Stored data
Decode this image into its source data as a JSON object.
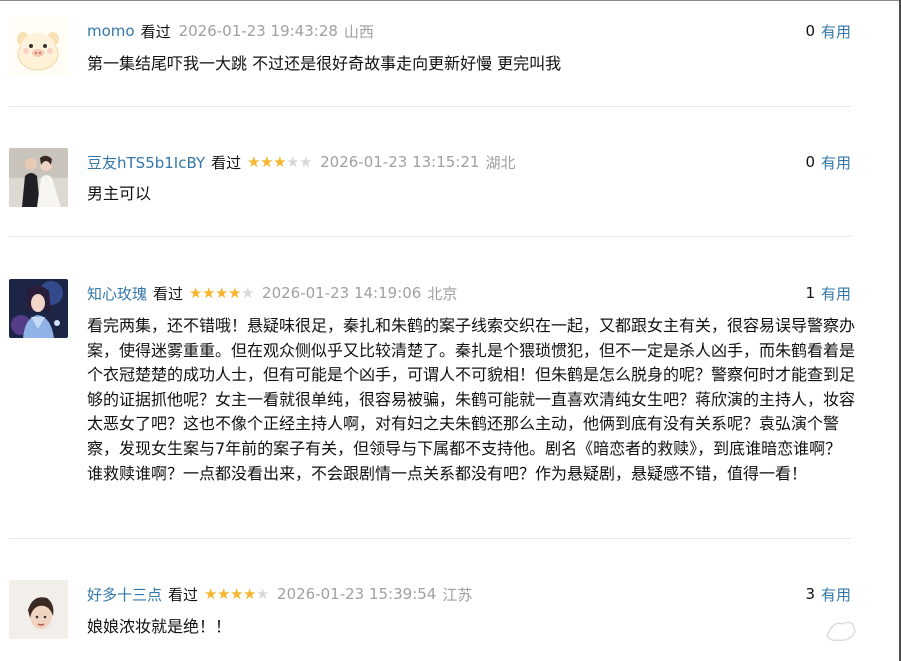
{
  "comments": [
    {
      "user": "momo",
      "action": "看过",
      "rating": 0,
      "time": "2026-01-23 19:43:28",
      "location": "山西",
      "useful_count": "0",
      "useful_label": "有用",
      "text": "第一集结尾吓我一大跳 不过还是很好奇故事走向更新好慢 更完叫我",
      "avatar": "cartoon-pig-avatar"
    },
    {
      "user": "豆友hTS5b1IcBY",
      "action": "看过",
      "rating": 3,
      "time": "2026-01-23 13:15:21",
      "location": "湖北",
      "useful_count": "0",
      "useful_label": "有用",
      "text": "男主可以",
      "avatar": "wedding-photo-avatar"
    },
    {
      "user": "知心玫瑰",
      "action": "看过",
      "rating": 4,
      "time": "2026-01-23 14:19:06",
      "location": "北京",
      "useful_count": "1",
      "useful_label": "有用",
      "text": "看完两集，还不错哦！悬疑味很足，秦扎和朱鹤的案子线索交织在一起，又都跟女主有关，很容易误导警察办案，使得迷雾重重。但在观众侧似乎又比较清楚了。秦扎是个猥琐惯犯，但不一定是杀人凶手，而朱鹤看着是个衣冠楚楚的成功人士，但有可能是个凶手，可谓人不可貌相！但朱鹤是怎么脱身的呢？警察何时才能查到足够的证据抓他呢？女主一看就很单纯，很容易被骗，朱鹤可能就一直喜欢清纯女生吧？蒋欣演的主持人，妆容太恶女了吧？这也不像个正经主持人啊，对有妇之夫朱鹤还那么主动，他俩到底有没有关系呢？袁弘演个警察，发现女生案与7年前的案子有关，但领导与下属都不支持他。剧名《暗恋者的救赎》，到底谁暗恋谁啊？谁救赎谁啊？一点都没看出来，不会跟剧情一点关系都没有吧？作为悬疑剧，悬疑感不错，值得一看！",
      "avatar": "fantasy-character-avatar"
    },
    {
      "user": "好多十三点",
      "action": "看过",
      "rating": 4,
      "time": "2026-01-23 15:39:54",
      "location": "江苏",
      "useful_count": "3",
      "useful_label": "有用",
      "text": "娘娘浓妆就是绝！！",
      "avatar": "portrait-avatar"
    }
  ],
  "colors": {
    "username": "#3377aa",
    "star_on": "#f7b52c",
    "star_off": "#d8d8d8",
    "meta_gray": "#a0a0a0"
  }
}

--

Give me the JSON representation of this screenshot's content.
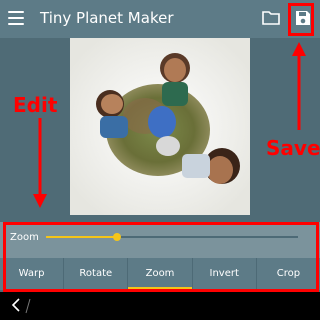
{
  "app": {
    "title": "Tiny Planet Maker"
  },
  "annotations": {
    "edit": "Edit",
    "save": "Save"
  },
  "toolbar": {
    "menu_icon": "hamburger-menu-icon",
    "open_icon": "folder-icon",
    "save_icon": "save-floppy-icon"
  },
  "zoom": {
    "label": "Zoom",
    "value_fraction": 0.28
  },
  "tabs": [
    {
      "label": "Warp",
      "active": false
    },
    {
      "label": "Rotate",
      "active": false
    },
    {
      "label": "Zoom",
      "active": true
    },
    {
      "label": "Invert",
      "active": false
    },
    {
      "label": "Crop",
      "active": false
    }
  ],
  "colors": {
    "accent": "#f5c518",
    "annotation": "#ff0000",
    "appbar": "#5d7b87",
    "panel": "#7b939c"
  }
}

...

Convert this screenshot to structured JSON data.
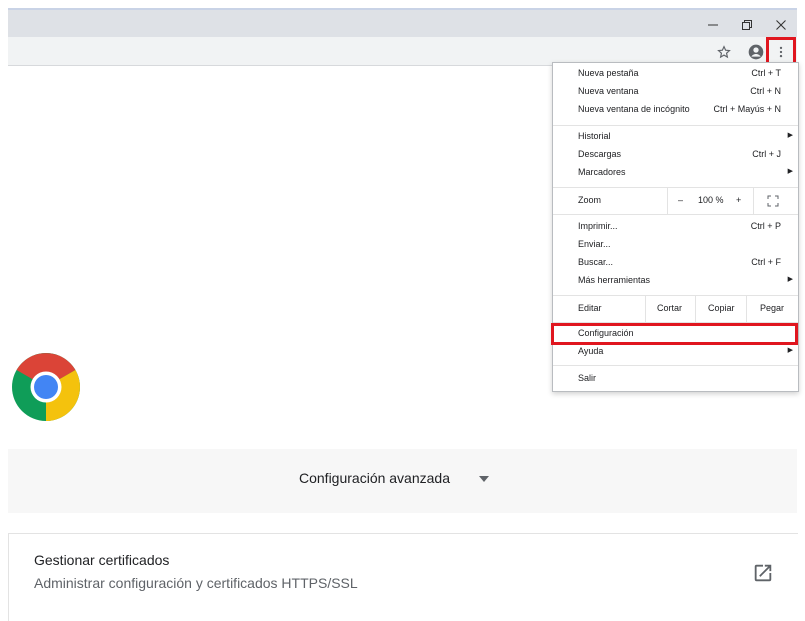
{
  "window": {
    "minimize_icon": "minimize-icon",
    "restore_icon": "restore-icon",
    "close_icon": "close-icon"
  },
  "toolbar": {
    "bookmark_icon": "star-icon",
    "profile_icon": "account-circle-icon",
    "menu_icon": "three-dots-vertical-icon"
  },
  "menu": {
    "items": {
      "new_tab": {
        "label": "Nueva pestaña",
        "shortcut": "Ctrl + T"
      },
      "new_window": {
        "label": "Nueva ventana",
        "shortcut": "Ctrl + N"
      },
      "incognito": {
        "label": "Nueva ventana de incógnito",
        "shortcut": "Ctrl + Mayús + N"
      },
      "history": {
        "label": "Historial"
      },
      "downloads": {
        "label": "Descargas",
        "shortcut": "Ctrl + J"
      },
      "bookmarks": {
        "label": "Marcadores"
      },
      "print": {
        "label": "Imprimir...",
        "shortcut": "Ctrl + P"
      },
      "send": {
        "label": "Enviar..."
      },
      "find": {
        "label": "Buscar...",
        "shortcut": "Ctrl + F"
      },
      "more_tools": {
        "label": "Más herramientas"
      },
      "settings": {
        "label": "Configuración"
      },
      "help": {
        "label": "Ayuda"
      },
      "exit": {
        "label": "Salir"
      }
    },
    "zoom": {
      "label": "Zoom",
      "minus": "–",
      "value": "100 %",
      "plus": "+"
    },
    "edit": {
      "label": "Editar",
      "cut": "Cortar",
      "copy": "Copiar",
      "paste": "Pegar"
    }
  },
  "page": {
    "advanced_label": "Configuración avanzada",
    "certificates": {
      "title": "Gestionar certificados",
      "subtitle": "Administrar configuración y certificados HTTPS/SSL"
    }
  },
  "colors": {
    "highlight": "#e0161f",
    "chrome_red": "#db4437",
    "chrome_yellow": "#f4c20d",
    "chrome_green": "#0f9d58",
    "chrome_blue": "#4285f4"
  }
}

→ What the exercise asks
Where a line in the entries holds "JSON", copy that line.

→ Finished answer
Decode this image into its source data as a JSON object.
Give me the JSON representation of this screenshot's content.
Convert this screenshot to structured JSON data.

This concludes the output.